WHAT THE EXERCISE ASKS »
Transcribe the listing verbatim. Do not carry over any pictures.

DATA FOR THIS EXERCISE »
>> Start

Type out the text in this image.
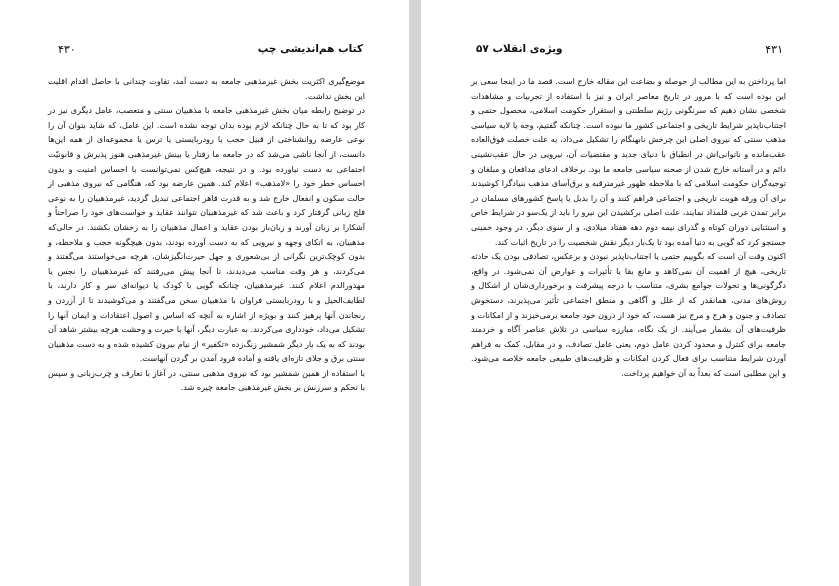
کتاب هم‌اندیشی چپ
۴۳۰

موضع‌گیری اکثریت بخش غیرمذهبی جامعه به دست آمد، تفاوت چندانی با حاصل اقدام اقلیت این بخش نداشت.

در توضیح رابطه میان بخش غیرمذهبی جامعه با مذهبیان سنتی و متعصب، عامل دیگری نیز در کار بود که تا به حال چنانکه لازم بوده بدان توجه نشده است. این عامل، که شاید بتوان آن را نوعی عارضه روانشناختی از قبیل حجب یا رودربایستی یا ترس یا مجموعه‌ای از همه این‌ها دانست، از آنجا ناشی می‌شد که در جامعه ما رفتار یا بینش غیرمذهبی هنوز پذیرش و قانونیّت اجتماعی به دست نیاورده بود. و در نتیجه، هیچ‌کس نمی‌توانست با احساس امنیت و بدون احساس خطر خود را «لامذهب» اعلام کند. همین عارضه بود که، هنگامی که نیروی مذهبی از حالت سکون و انفعال خارج شد و به قدرت قاهر اجتماعی تبدیل گردید، غیرمذهبیان را به نوعی فلج زبانی گرفتار کرد و باعث شد که غیرمذهبیان نتوانند عقاید و خواست‌های خود را صراحتاً و آشکارا بر زبان آورند و زبان‌باز بودن عقاید و اعمال مذهبیان را به رخشان بکشند. در حالی‌که مذهبیان، به اتکای وجهه و نیرویی که به دست آورده بودند، بدون هیچگونه حجب و ملاحظه، و بدون کوچک‌ترین نگرانی از بی‌شعوری و جهل حیرت‌انگیزشان، هرچه می‌خواستند می‌گفتند و می‌کردند، و هر وقت مناسب می‌دیدند، تا آنجا پیش می‌رفتند که غیرمذهبیان را نجس یا مهدورالدم اعلام کنند. غیرمذهبیان، چنانکه گویی با کودک یا دیوانه‌ای سر و کار دارند، با لطایف‌الحیل و با رودربایستی فراوان با مذهبیان سخن می‌گفتند و می‌کوشیدند تا از آزردن و رنجاندن آنها پرهیز کنند و بویژه از اشاره به آنچه که اساس و اصول اعتقادات و ایمان آنها را تشکیل می‌داد، خودداری می‌کردند. به عبارت دیگر، آنها با حیرت و وحشت هرچه بیشتر شاهد آن بودند که به یک بار دیگر شمشیر زنگ‌زده «تکفیر» از نیام بیرون کشیده شده و به دست مذهبیان سنتی برق و جلای تازه‌ای یافته و آماده فرود آمدن بر گردن آنهاست.

با استفاده از همین شمشیر بود که نیروی مذهبی سنتی، در آغاز با تعارف و چرب‌زبانی و سپس با تحکم و سرزنش بر بخش غیرمذهبی جامعه چیره شد.

ویژه‌ی انقلاب ۵۷	۴۳۱

اما پرداختن به این مطالب از حوصله و بضاعت این مقاله خارج است. قصد ما در اینجا سعی بر این بوده است که با مرور در تاریخ معاصر ایران و نیز با استفاده از تجربیات و مشاهدات شخصی نشان دهیم که سرنگونی رژیم سلطنتی و استقرار حکومت اسلامی، محصول حتمی و اجتناب‌ناپذیر شرایط تاریخی و اجتماعی کشور ما نبوده است. چنانکه گفتیم، وجه یا لایه سیاسی مذهب سنتی که نیروی اصلی این چرخش نابهنگام را تشکیل می‌داد، به علت خصلت فوق‌العاده عقب‌مانده و ناتوانی‌اش در انطباق با دنیای جدید و مقتضیات آن، نیرویی در حال عقب‌نشینی دائم و در آستانه خارج شدن از صحنه سیاسی جامعه ما بود. برخلاف ادعای مدافعان و مبلغان و توجیه‌گران حکومت اسلامی که با ملاحظه ظهور غیرمترقبه و برق‌آسای مذهب بنیادگرا کوشیدند برای آن ورقه هویت تاریخی و اجتماعی فراهم کنند و آن را بدیل یا پاسخ کشورهای مسلمان در برابر تمدن غربی قلمداد نمایند، علت اصلی برکشیدن این نیرو را باید از یک‌سو در شرایط خاص و استثنایی دوران کوتاه و گذرای نیمه دوم دهه هفتاد میلادی، و از سوی دیگر، در وجود خمینی جستجو کرد که گویی به دنیا آمده بود تا یک‌بار دیگر نقش شخصیت را در تاریخ اثبات کند.

اکنون وقت آن است که بگوییم حتمی یا اجتناب‌ناپذیر نبودن و برعکس، تصادفی بودن یک حادثه تاریخی، هیچ از اهمیت آن نمی‌کاهد و مانع بقا یا تأثیرات و عوارض آن نمی‌شود. در واقع، دگرگونی‌ها و تحولات جوامع بشری، متناسب با درجه پیشرفت و برخورداری‌شان از اشکال و روش‌های مدنی، همانقدر که از علل و آگاهی و منطق اجتماعی تأثیر می‌پذیرند، دستخوش تصادف و جنون و هرج و مرج نیز هست، که خود از درون خود جامعه برمی‌خیزند و از امکانات و ظرفیت‌های آن بشمار می‌آیند. از یک نگاه، مبارزه سیاسی در تلاش عناصر آگاه و خردمند جامعه برای کنترل و محدود کردن عامل دوم، یعنی عامل تصادف، و در مقابل، کمک به فراهم آوردن شرایط متناسب برای فعال کردن امکانات و ظرفیت‌های طبیعی جامعه خلاصه می‌شود. و این مطلبی است که بعداً به آن خواهیم پرداخت.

>> End

TASK RESULT »
Type out the text in this image.
کتاب هم‌اندیشی چپ
۴۳۰

موضع‌گیری اکثریت بخش غیرمذهبی جامعه به دست آمد، تفاوت چندانی با حاصل اقدام اقلیت این بخش نداشت.

در توضیح رابطه میان بخش غیرمذهبی جامعه با مذهبیان سنتی و متعصب، عامل دیگری نیز در کار بود که تا به حال چنانکه لازم بوده بدان توجه نشده است. این عامل، که شاید بتوان آن را نوعی عارضه روانشناختی از قبیل حجب یا رودربایستی یا ترس یا مجموعه‌ای از همه این‌ها دانست، از آنجا ناشی می‌شد که در جامعه ما رفتار یا بینش غیرمذهبی هنوز پذیرش و قانونیّت اجتماعی به دست نیاورده بود. و در نتیجه، هیچ‌کس نمی‌توانست با احساس امنیت و بدون احساس خطر خود را «لامذهب» اعلام کند. همین عارضه بود که، هنگامی که نیروی مذهبی از حالت سکون و انفعال خارج شد و به قدرت قاهر اجتماعی تبدیل گردید، غیرمذهبیان را به نوعی فلج زبانی گرفتار کرد و باعث شد که غیرمذهبیان نتوانند عقاید و خواست‌های خود را صراحتاً و آشکارا بر زبان آورند و زبان‌باز بودن عقاید و اعمال مذهبیان را به رخشان بکشند. در حالی‌که مذهبیان، به اتکای وجهه و نیرویی که به دست آورده بودند، بدون هیچگونه حجب و ملاحظه، و بدون کوچک‌ترین نگرانی از بی‌شعوری و جهل حیرت‌انگیزشان، هرچه می‌خواستند می‌گفتند و می‌کردند، و هر وقت مناسب می‌دیدند، تا آنجا پیش می‌رفتند که غیرمذهبیان را نجس یا مهدورالدم اعلام کنند. غیرمذهبیان، چنانکه گویی با کودک یا دیوانه‌ای سر و کار دارند، با لطایف‌الحیل و با رودربایستی فراوان با مذهبیان سخن می‌گفتند و می‌کوشیدند تا از آزردن و رنجاندن آنها پرهیز کنند و بویژه از اشاره به آنچه که اساس و اصول اعتقادات و ایمان آنها را تشکیل می‌داد، خودداری می‌کردند. به عبارت دیگر، آنها با حیرت و وحشت هرچه بیشتر شاهد آن بودند که به یک بار دیگر شمشیر زنگ‌زده «تکفیر» از نیام بیرون کشیده شده و به دست مذهبیان سنتی برق و جلای تازه‌ای یافته و آماده فرود آمدن بر گردن آنهاست.

با استفاده از همین شمشیر بود که نیروی مذهبی سنتی، در آغاز با تعارف و چرب‌زبانی و سپس با تحکم و سرزنش بر بخش غیرمذهبی جامعه چیره شد.

ویژه‌ی انقلاب ۵۷	۴۳۱

اما پرداختن به این مطالب از حوصله و بضاعت این مقاله خارج است. قصد ما در اینجا سعی بر این بوده است که با مرور در تاریخ معاصر ایران و نیز با استفاده از تجربیات و مشاهدات شخصی نشان دهیم که سرنگونی رژیم سلطنتی و استقرار حکومت اسلامی، محصول حتمی و اجتناب‌ناپذیر شرایط تاریخی و اجتماعی کشور ما نبوده است. چنانکه گفتیم، وجه یا لایه سیاسی مذهب سنتی که نیروی اصلی این چرخش نابهنگام را تشکیل می‌داد، به علت خصلت فوق‌العاده عقب‌مانده و ناتوانی‌اش در انطباق با دنیای جدید و مقتضیات آن، نیرویی در حال عقب‌نشینی دائم و در آستانه خارج شدن از صحنه سیاسی جامعه ما بود. برخلاف ادعای مدافعان و مبلغان و توجیه‌گران حکومت اسلامی که با ملاحظه ظهور غیرمترقبه و برق‌آسای مذهب بنیادگرا کوشیدند برای آن ورقه هویت تاریخی و اجتماعی فراهم کنند و آن را بدیل یا پاسخ کشورهای مسلمان در برابر تمدن غربی قلمداد نمایند، علت اصلی برکشیدن این نیرو را باید از یک‌سو در شرایط خاص و استثنایی دوران کوتاه و گذرای نیمه دوم دهه هفتاد میلادی، و از سوی دیگر، در وجود خمینی جستجو کرد که گویی به دنیا آمده بود تا یک‌بار دیگر نقش شخصیت را در تاریخ اثبات کند.

اکنون وقت آن است که بگوییم حتمی یا اجتناب‌ناپذیر نبودن و برعکس، تصادفی بودن یک حادثه تاریخی، هیچ از اهمیت آن نمی‌کاهد و مانع بقا یا تأثیرات و عوارض آن نمی‌شود. در واقع، دگرگونی‌ها و تحولات جوامع بشری، متناسب با درجه پیشرفت و برخورداری‌شان از اشکال و روش‌های مدنی، همانقدر که از علل و آگاهی و منطق اجتماعی تأثیر می‌پذیرند، دستخوش تصادف و جنون و هرج و مرج نیز هست، که خود از درون خود جامعه برمی‌خیزند و از امکانات و ظرفیت‌های آن بشمار می‌آیند. از یک نگاه، مبارزه سیاسی در تلاش عناصر آگاه و خردمند جامعه برای کنترل و محدود کردن عامل دوم، یعنی عامل تصادف، و در مقابل، کمک به فراهم آوردن شرایط متناسب برای فعال کردن امکانات و ظرفیت‌های طبیعی جامعه خلاصه می‌شود. و این مطلبی است که بعداً به آن خواهیم پرداخت.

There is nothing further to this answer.